Exercise prompt » Tally the lines holding the string "SHTH" and reply with that number alone.

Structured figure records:
######

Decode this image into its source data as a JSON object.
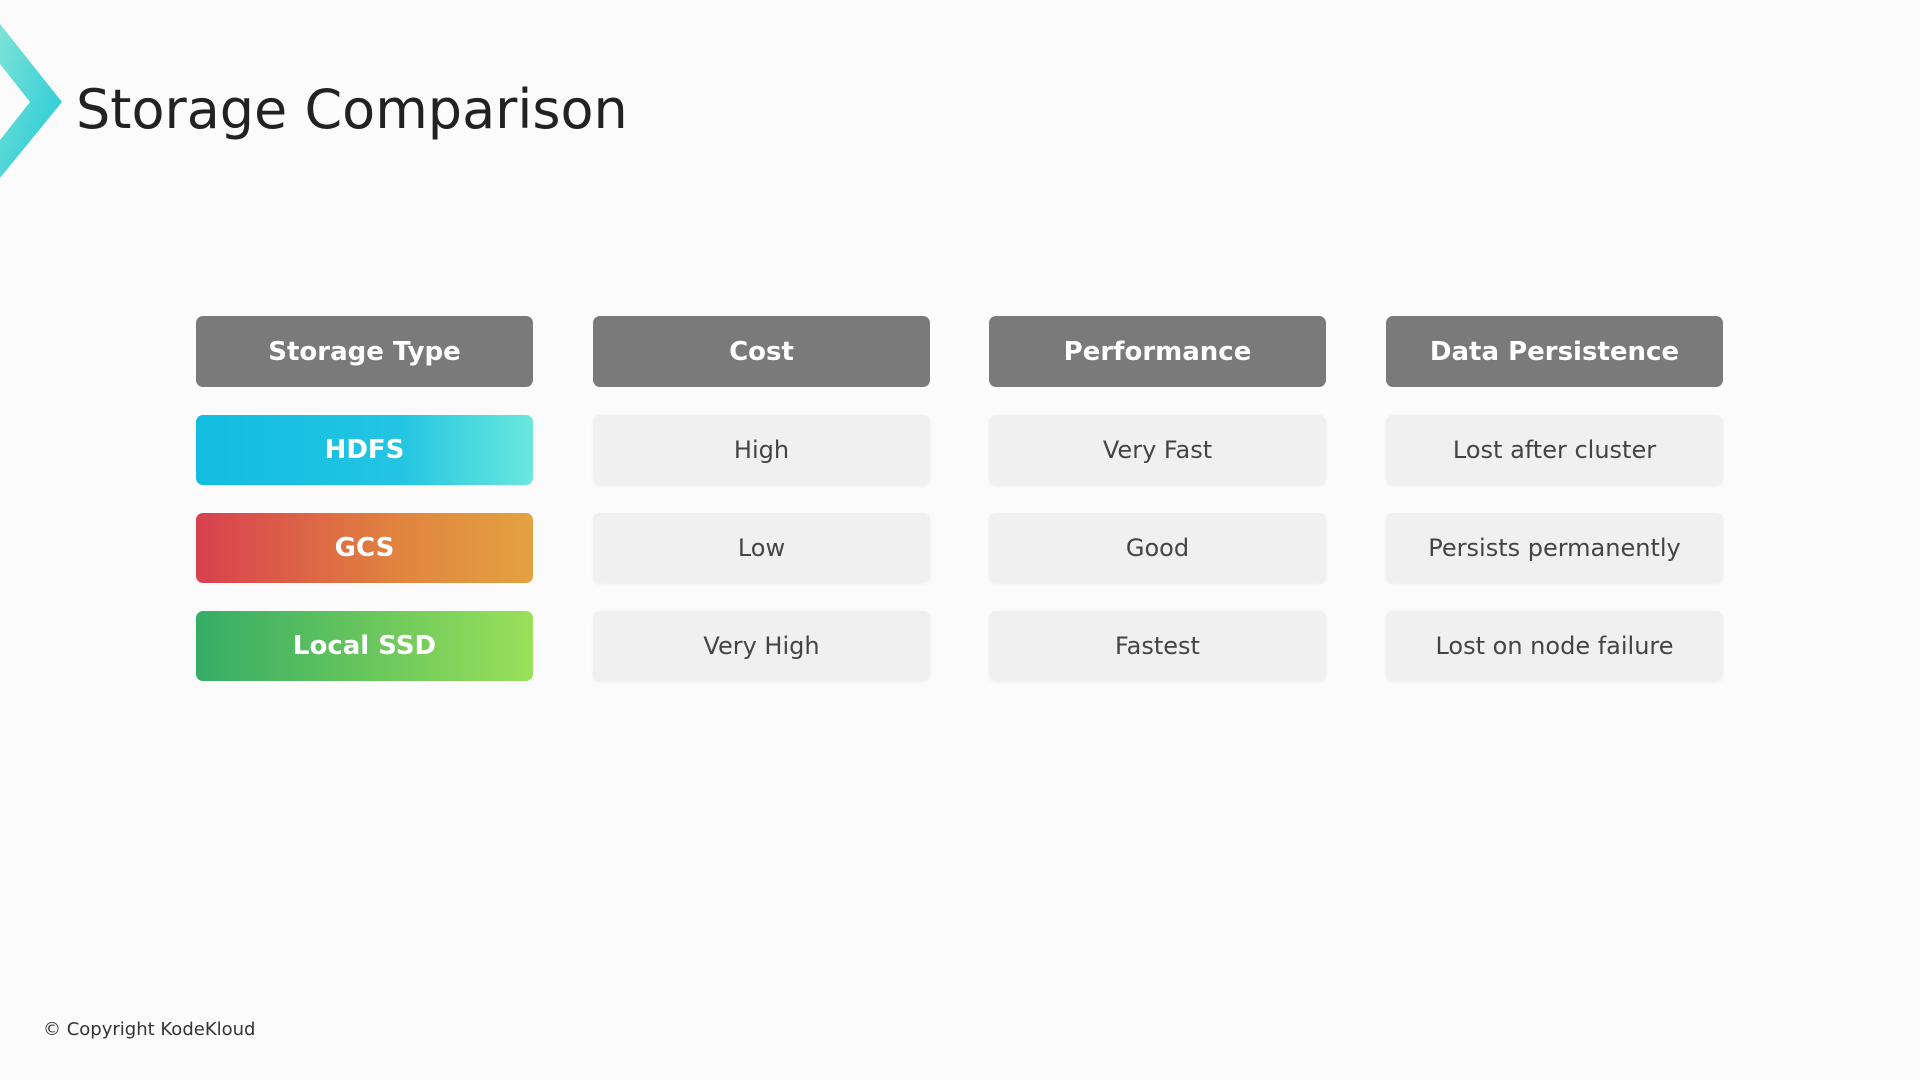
{
  "header": {
    "title": "Storage Comparison"
  },
  "table": {
    "headers": [
      "Storage Type",
      "Cost",
      "Performance",
      "Data Persistence"
    ],
    "rows": [
      [
        "HDFS",
        "High",
        "Very Fast",
        "Lost after cluster"
      ],
      [
        "GCS",
        "Low",
        "Good",
        "Persists permanently"
      ],
      [
        "Local SSD",
        "Very High",
        "Fastest",
        "Lost on node failure"
      ]
    ]
  },
  "footer": {
    "copyright": "© Copyright KodeKloud"
  }
}
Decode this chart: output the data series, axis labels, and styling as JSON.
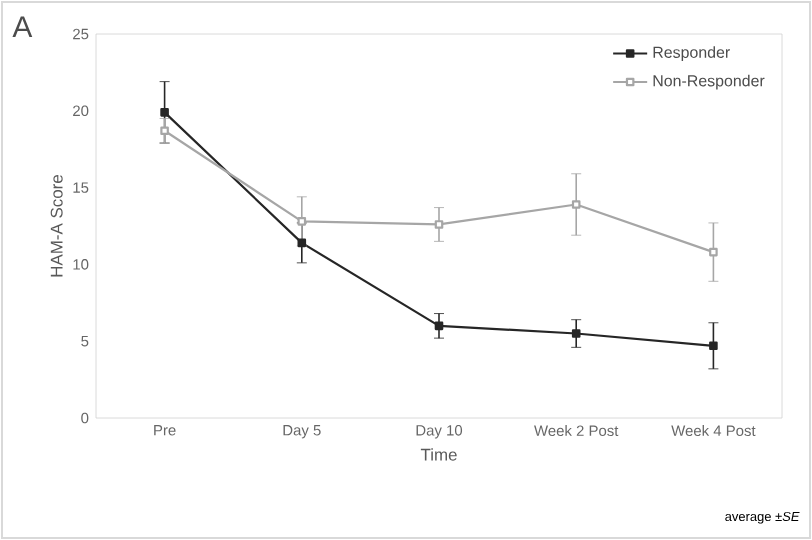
{
  "chart_data": {
    "type": "line",
    "xlabel": "Time",
    "ylabel": "HAM-A Score",
    "categories": [
      "Pre",
      "Day 5",
      "Day 10",
      "Week 2 Post",
      "Week 4 Post"
    ],
    "series": [
      {
        "name": "Responder",
        "color": "#262626",
        "values": [
          19.9,
          11.4,
          6.0,
          5.5,
          4.7
        ],
        "errors": [
          2.0,
          1.3,
          0.8,
          0.9,
          1.5
        ]
      },
      {
        "name": "Non-Responder",
        "color": "#a6a6a6",
        "values": [
          18.7,
          12.8,
          12.6,
          13.9,
          10.8
        ],
        "errors": [
          0.8,
          1.6,
          1.1,
          2.0,
          1.9
        ]
      }
    ],
    "ylim": [
      0,
      25
    ],
    "yticks": [
      0,
      5,
      10,
      15,
      20,
      25
    ],
    "legend": "top right",
    "marker": "square",
    "line_style": "solid",
    "annotations": [
      "A",
      "average ±*SE*"
    ]
  }
}
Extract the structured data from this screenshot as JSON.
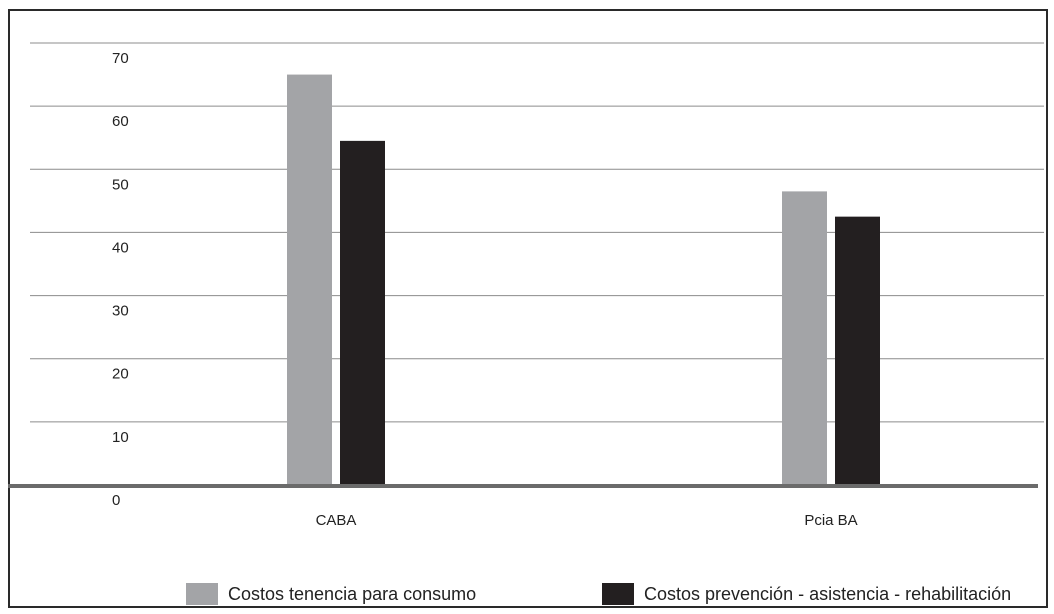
{
  "chart_data": {
    "type": "bar",
    "categories": [
      "CABA",
      "Pcia BA"
    ],
    "series": [
      {
        "name": "Costos tenencia para consumo",
        "values": [
          65,
          46.5
        ],
        "color": "#a3a4a7"
      },
      {
        "name": "Costos prevención - asistencia - rehabilitación",
        "values": [
          54.5,
          42.5
        ],
        "color": "#231f20"
      }
    ],
    "y_ticks": [
      "0",
      "10",
      "20",
      "30",
      "40",
      "50",
      "60",
      "70"
    ],
    "ylim": [
      0,
      70
    ],
    "grid": true,
    "legend_position": "bottom",
    "gridline_color": "#8c8c8c",
    "baseline_color": "#6b6b6b"
  }
}
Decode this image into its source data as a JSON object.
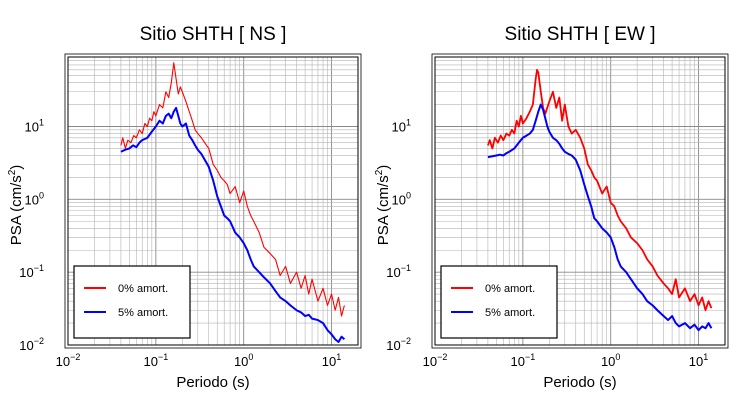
{
  "chart_data": [
    {
      "type": "line",
      "title": "Sitio SHTH [ NS ]",
      "xlabel": "Periodo (s)",
      "ylabel_main": "PSA (cm/s",
      "ylabel_sup": "2",
      "ylabel_close": ")",
      "xscale": "log",
      "yscale": "log",
      "xlim": [
        0.01,
        20
      ],
      "ylim": [
        0.01,
        90
      ],
      "grid": true,
      "legend_position": "bottom-left",
      "x_ticks": [
        {
          "value": 0.01,
          "base": "10",
          "exp": "−2"
        },
        {
          "value": 0.1,
          "base": "10",
          "exp": "−1"
        },
        {
          "value": 1,
          "base": "10",
          "exp": "0"
        },
        {
          "value": 10,
          "base": "10",
          "exp": "1"
        }
      ],
      "y_ticks": [
        {
          "value": 0.01,
          "base": "10",
          "exp": "−2"
        },
        {
          "value": 0.1,
          "base": "10",
          "exp": "−1"
        },
        {
          "value": 1,
          "base": "10",
          "exp": "0"
        },
        {
          "value": 10,
          "base": "10",
          "exp": "1"
        }
      ],
      "series": [
        {
          "name": "0% amort.",
          "color": "#ff0000",
          "x": [
            0.04,
            0.042,
            0.045,
            0.048,
            0.052,
            0.056,
            0.06,
            0.065,
            0.07,
            0.075,
            0.08,
            0.085,
            0.09,
            0.095,
            0.1,
            0.11,
            0.12,
            0.13,
            0.14,
            0.15,
            0.16,
            0.17,
            0.18,
            0.19,
            0.2,
            0.22,
            0.24,
            0.26,
            0.28,
            0.3,
            0.33,
            0.36,
            0.4,
            0.45,
            0.5,
            0.55,
            0.6,
            0.65,
            0.7,
            0.8,
            0.9,
            1.0,
            1.1,
            1.2,
            1.3,
            1.5,
            1.7,
            2.0,
            2.3,
            2.6,
            3.0,
            3.4,
            4.0,
            4.5,
            5.0,
            5.5,
            6.0,
            7.0,
            8.0,
            9.0,
            10.0,
            11.0,
            12.0,
            13.0,
            14.0
          ],
          "y": [
            5.5,
            7.0,
            5.0,
            6.5,
            6.0,
            7.5,
            7.0,
            9.0,
            8.0,
            11.0,
            10.0,
            13.0,
            12.0,
            16.0,
            14.0,
            20.0,
            18.0,
            30.0,
            25.0,
            40.0,
            75.0,
            45.0,
            28.0,
            35.0,
            30.0,
            22.0,
            16.0,
            12.0,
            9.0,
            8.0,
            7.0,
            6.0,
            5.0,
            3.0,
            2.5,
            2.0,
            1.8,
            1.6,
            1.2,
            1.5,
            0.9,
            1.3,
            0.8,
            0.6,
            0.5,
            0.35,
            0.22,
            0.18,
            0.15,
            0.09,
            0.12,
            0.07,
            0.1,
            0.06,
            0.09,
            0.05,
            0.08,
            0.04,
            0.06,
            0.035,
            0.05,
            0.03,
            0.045,
            0.025,
            0.035
          ]
        },
        {
          "name": "5% amort.",
          "color": "#0000ff",
          "x": [
            0.04,
            0.045,
            0.05,
            0.055,
            0.06,
            0.065,
            0.07,
            0.08,
            0.09,
            0.1,
            0.11,
            0.12,
            0.13,
            0.14,
            0.15,
            0.16,
            0.17,
            0.18,
            0.19,
            0.2,
            0.22,
            0.24,
            0.26,
            0.28,
            0.3,
            0.33,
            0.36,
            0.4,
            0.45,
            0.5,
            0.55,
            0.6,
            0.65,
            0.7,
            0.8,
            0.9,
            1.0,
            1.1,
            1.2,
            1.3,
            1.5,
            1.7,
            2.0,
            2.3,
            2.6,
            3.0,
            3.4,
            4.0,
            4.5,
            5.0,
            5.5,
            6.0,
            7.0,
            8.0,
            9.0,
            10.0,
            11.0,
            12.0,
            13.0,
            14.0
          ],
          "y": [
            4.5,
            4.8,
            5.0,
            5.5,
            5.2,
            6.0,
            6.5,
            7.0,
            8.5,
            10.0,
            12.0,
            11.0,
            14.0,
            15.0,
            13.0,
            16.0,
            18.0,
            14.0,
            11.0,
            10.0,
            11.0,
            7.5,
            6.5,
            5.5,
            4.8,
            4.2,
            3.5,
            2.8,
            1.8,
            1.1,
            0.8,
            0.6,
            0.55,
            0.5,
            0.35,
            0.3,
            0.25,
            0.2,
            0.15,
            0.12,
            0.1,
            0.085,
            0.07,
            0.055,
            0.045,
            0.04,
            0.035,
            0.03,
            0.028,
            0.025,
            0.026,
            0.023,
            0.022,
            0.02,
            0.016,
            0.014,
            0.012,
            0.011,
            0.013,
            0.012
          ]
        }
      ]
    },
    {
      "type": "line",
      "title": "Sitio SHTH [ EW ]",
      "xlabel": "Periodo (s)",
      "ylabel_main": "PSA (cm/s",
      "ylabel_sup": "2",
      "ylabel_close": ")",
      "xscale": "log",
      "yscale": "log",
      "xlim": [
        0.01,
        20
      ],
      "ylim": [
        0.01,
        90
      ],
      "grid": true,
      "legend_position": "bottom-left",
      "x_ticks": [
        {
          "value": 0.01,
          "base": "10",
          "exp": "−2"
        },
        {
          "value": 0.1,
          "base": "10",
          "exp": "−1"
        },
        {
          "value": 1,
          "base": "10",
          "exp": "0"
        },
        {
          "value": 10,
          "base": "10",
          "exp": "1"
        }
      ],
      "y_ticks": [
        {
          "value": 0.01,
          "base": "10",
          "exp": "−2"
        },
        {
          "value": 0.1,
          "base": "10",
          "exp": "−1"
        },
        {
          "value": 1,
          "base": "10",
          "exp": "0"
        },
        {
          "value": 10,
          "base": "10",
          "exp": "1"
        }
      ],
      "series": [
        {
          "name": "0% amort.",
          "color": "#ff0000",
          "x": [
            0.04,
            0.042,
            0.045,
            0.048,
            0.052,
            0.056,
            0.06,
            0.065,
            0.07,
            0.075,
            0.08,
            0.085,
            0.09,
            0.095,
            0.1,
            0.11,
            0.12,
            0.13,
            0.14,
            0.145,
            0.15,
            0.16,
            0.17,
            0.18,
            0.2,
            0.22,
            0.24,
            0.26,
            0.28,
            0.3,
            0.33,
            0.36,
            0.4,
            0.45,
            0.5,
            0.55,
            0.6,
            0.65,
            0.7,
            0.8,
            0.9,
            1.0,
            1.1,
            1.2,
            1.3,
            1.5,
            1.7,
            2.0,
            2.3,
            2.6,
            3.0,
            3.4,
            4.0,
            4.5,
            5.0,
            5.5,
            6.0,
            7.0,
            8.0,
            9.0,
            10.0,
            11.0,
            12.0,
            13.0,
            14.0
          ],
          "y": [
            5.5,
            6.5,
            5.0,
            7.0,
            6.0,
            7.5,
            6.5,
            8.0,
            7.5,
            9.0,
            8.0,
            12.0,
            10.0,
            14.0,
            11.0,
            13.0,
            16.0,
            20.0,
            45.0,
            60.0,
            55.0,
            30.0,
            18.0,
            15.0,
            22.0,
            30.0,
            18.0,
            25.0,
            12.0,
            20.0,
            10.0,
            8.0,
            9.0,
            7.0,
            5.0,
            3.0,
            2.5,
            2.0,
            1.8,
            1.2,
            1.5,
            0.9,
            0.8,
            0.6,
            0.5,
            0.4,
            0.3,
            0.25,
            0.2,
            0.15,
            0.12,
            0.09,
            0.07,
            0.06,
            0.05,
            0.08,
            0.045,
            0.06,
            0.04,
            0.05,
            0.035,
            0.045,
            0.03,
            0.04,
            0.032
          ]
        },
        {
          "name": "5% amort.",
          "color": "#0000ff",
          "x": [
            0.04,
            0.045,
            0.05,
            0.055,
            0.06,
            0.065,
            0.07,
            0.08,
            0.09,
            0.1,
            0.11,
            0.12,
            0.13,
            0.14,
            0.15,
            0.16,
            0.17,
            0.18,
            0.19,
            0.2,
            0.22,
            0.24,
            0.26,
            0.28,
            0.3,
            0.33,
            0.36,
            0.4,
            0.45,
            0.5,
            0.55,
            0.6,
            0.65,
            0.7,
            0.8,
            0.9,
            1.0,
            1.1,
            1.2,
            1.3,
            1.5,
            1.7,
            2.0,
            2.3,
            2.6,
            3.0,
            3.4,
            4.0,
            4.5,
            5.0,
            5.5,
            6.0,
            7.0,
            8.0,
            9.0,
            10.0,
            11.0,
            12.0,
            13.0,
            14.0
          ],
          "y": [
            3.8,
            3.9,
            4.0,
            4.1,
            4.0,
            4.3,
            4.5,
            5.0,
            6.0,
            7.0,
            7.5,
            8.0,
            9.0,
            12.0,
            16.0,
            20.0,
            17.0,
            13.0,
            10.0,
            8.5,
            7.0,
            6.5,
            5.8,
            5.0,
            4.5,
            4.2,
            4.0,
            3.5,
            2.5,
            1.6,
            1.1,
            0.8,
            0.55,
            0.5,
            0.4,
            0.35,
            0.3,
            0.22,
            0.15,
            0.12,
            0.1,
            0.08,
            0.06,
            0.05,
            0.04,
            0.035,
            0.03,
            0.025,
            0.022,
            0.025,
            0.02,
            0.018,
            0.02,
            0.017,
            0.019,
            0.016,
            0.018,
            0.017,
            0.02,
            0.017
          ]
        }
      ]
    }
  ]
}
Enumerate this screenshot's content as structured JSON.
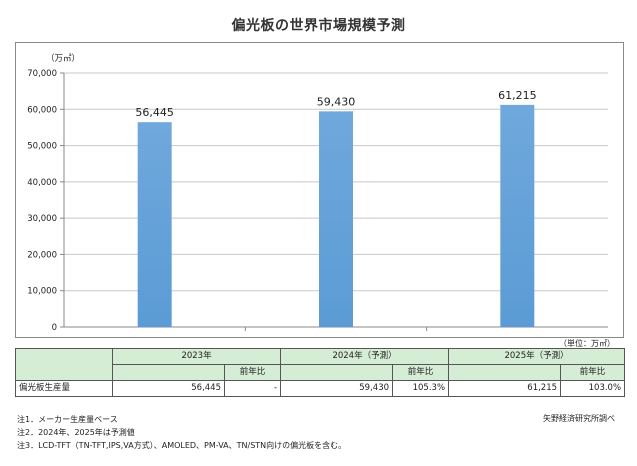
{
  "title": "偏光板の世界市場規模予測",
  "chart_data": {
    "type": "bar",
    "title": "偏光板の世界市場規模予測",
    "y_unit": "（万㎡）",
    "categories": [
      "2023年",
      "2024年（予測）",
      "2025年（予測）"
    ],
    "values": [
      56445,
      59430,
      61215
    ],
    "data_labels": [
      "56,445",
      "59,430",
      "61,215"
    ],
    "ylim": [
      0,
      70000
    ],
    "yticks": [
      "0",
      "10,000",
      "20,000",
      "30,000",
      "40,000",
      "50,000",
      "60,000",
      "70,000"
    ],
    "grid": true,
    "bar_color": "#5b9bd5"
  },
  "unit_note": "（単位：万㎡）",
  "table": {
    "years": [
      "2023年",
      "2024年（予測）",
      "2025年（予測）"
    ],
    "sub_header": "前年比",
    "row_label": "偏光板生産量",
    "cells": [
      "56,445",
      "-",
      "59,430",
      "105.3%",
      "61,215",
      "103.0%"
    ],
    "header_color": "#d5ecd5"
  },
  "notes": [
    "注1．メーカー生産量ベース",
    "注2．2024年、2025年は予測値",
    "注3．LCD-TFT（TN-TFT,IPS,VA方式）、AMOLED、PM-VA、TN/STN向けの偏光板を含む。"
  ],
  "source": "矢野経済研究所調べ"
}
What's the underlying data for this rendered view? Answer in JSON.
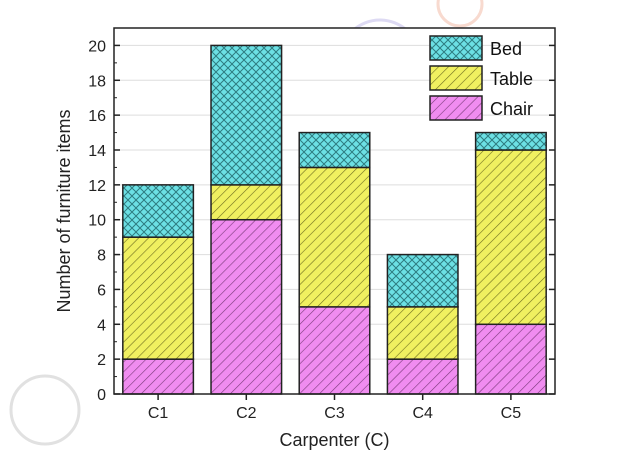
{
  "chart_data": {
    "type": "bar",
    "stacked": true,
    "xlabel": "Carpenter (C)",
    "ylabel": "Number of furniture items",
    "categories": [
      "C1",
      "C2",
      "C3",
      "C4",
      "C5"
    ],
    "ylim": [
      0,
      21
    ],
    "yticks": [
      0,
      2,
      4,
      6,
      8,
      10,
      12,
      14,
      16,
      18,
      20
    ],
    "grid": true,
    "legend_position": "top-right",
    "series": [
      {
        "name": "Chair",
        "values": [
          2,
          10,
          5,
          2,
          4
        ],
        "color": "#f08cf0",
        "hatch": "diagonal"
      },
      {
        "name": "Table",
        "values": [
          7,
          2,
          8,
          3,
          10
        ],
        "color": "#f0f060",
        "hatch": "diagonal"
      },
      {
        "name": "Bed",
        "values": [
          3,
          8,
          2,
          3,
          1
        ],
        "color": "#6ce0e4",
        "hatch": "crosshatch"
      }
    ],
    "legend_order": [
      "Bed",
      "Table",
      "Chair"
    ]
  }
}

######

Complete answer » 2